The National Police of Ukraine (, ;  , NPU), often simply referred to as the  (), is the national, and only, police service of Ukraine. It was formed on 3 July 2015, as part of the post-Euromaidan reforms launched by Ukrainian president Petro Poroshenko, to replace Ukraine's previous national police service, the Militsiya. On 7 November 2015, all the remaining militsiya were labelled "temporary acting" members of the National Police.

The agency is overseen by the Ministry of Internal Affairs.

History 
Prior to 3 July 2015, law enforcement in Ukraine was carried out directly by the Ministry of Internal Affairs as the militsiya. Plans to reform the ministry, which was widely known to be corrupt, had been advocated by various governments and parties, but these plans were never realised.

In the aftermath of the 2013–2014 Euromaidan movement and subsequent revolution, the need for reform was acknowledged by all parties. Parliamentary elections were held in October 2014, after which all five of the parties that formed the governing coalition pledged to reform the ministry and create a new national police service.

As part of the reforms, the Minister of Internal Affairs, Arsen Avakov, presented plans to reduce the number of police officers in Ukraine to 160,000 by the end of 2015. The reform plans started with the combination of the ministry's current State Auto Inspection (DAI) and the patrol service in the country's capital Kyiv in summer 2015. This new police patrol received funding from various countries. 2,000 new policemen and women, picked from 33,000 applicants, were recruited to initiate the new service in Kyiv. Officers were trained in the North American style by police officers from the United States and Canada.

Upon the launch of Kyiv's new patrol police on 4 July 2015, the militsiya ceased all patrolling but continued working at precincts and administrative offices. After that the new police patrol was rolled out across Ukraine. The organisation was formally established as the National Police on 2 September 2015. By late September 2015, 2,000 new constables were on duty in Kyiv, 800 were on duty in Kharkiv and 1,700 were on duty in the cities of Odesa and Lviv. At this point, the militsiya was 152,000 officers strong, and continued to handle most policing across Ukraine. The basic salary of the new police force (almost $400 a month) is about three times as much the basic salary of the former militsiya; an attempt to decrease corruption.

The new National Police officially replaced the old militsiya on 7 November 2015. On that day, the remaining militsiya were labelled "temporarily acting" members of the National Police. The change allowed for them to become members of the National Police after "integrity checks", but they were only eligible if they met the age criteria and went through retraining. This transition period ended on 20 October 2016. In this transition period 26% of police commanders were dismissed and 4,400 policemen and policewomen demoted and the same number of people promoted.

[GIVEN MATERIAL]:
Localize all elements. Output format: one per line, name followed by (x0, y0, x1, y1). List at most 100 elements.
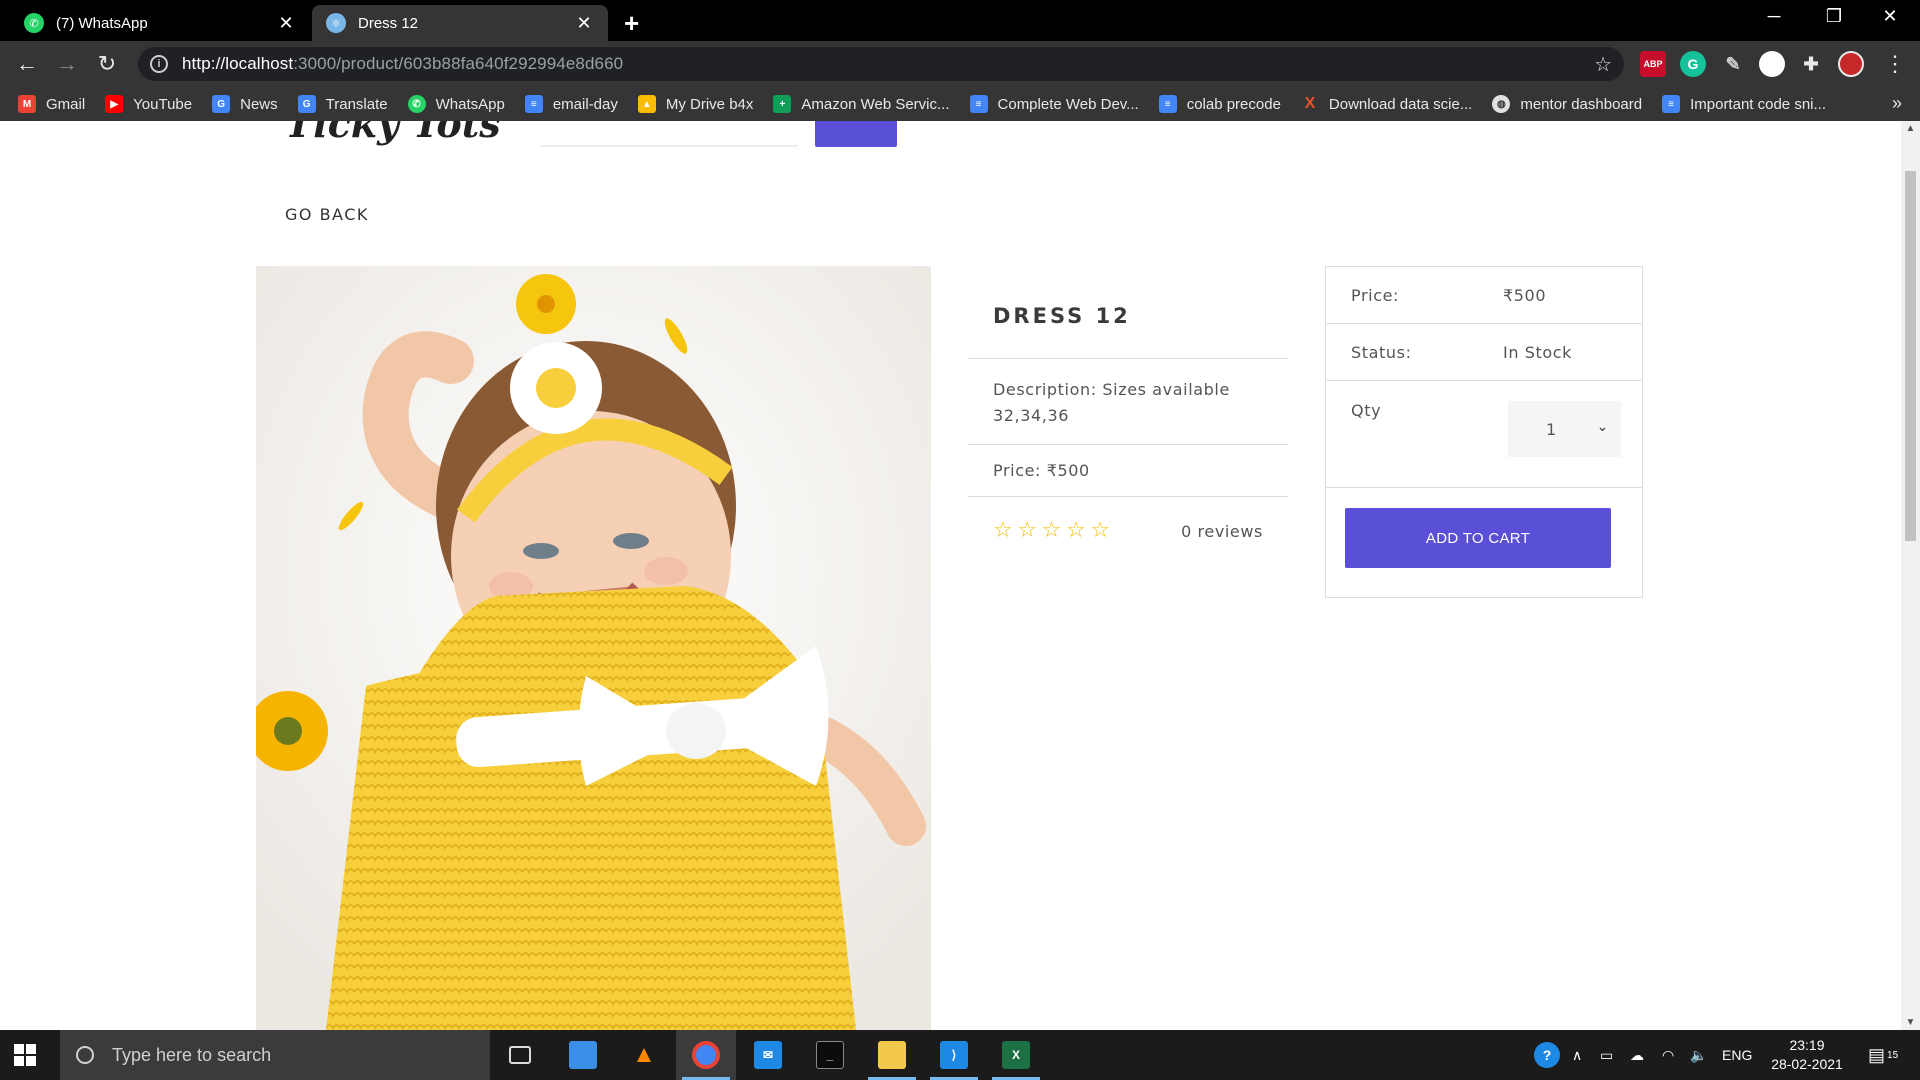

[REQUIREMENT]: Rename "Kyiv" to "Kiev" in the part of the passage on Ukraine's National Police that opens with "As part of the reforms, the" and closes with "States and Canada.", and write out that part with only this change. The lines are not needed for what follows.

[REPLY]:
As part of the reforms, the Minister of Internal Affairs, Arsen Avakov, presented plans to reduce the number of police officers in Ukraine to 160,000 by the end of 2015. The reform plans started with the combination of the ministry's current State Auto Inspection (DAI) and the patrol service in the country's capital Kiev in summer 2015. This new police patrol received funding from various countries. 2,000 new policemen and women, picked from 33,000 applicants, were recruited to initiate the new service in Kiev. Officers were trained in the North American style by police officers from the United States and Canada.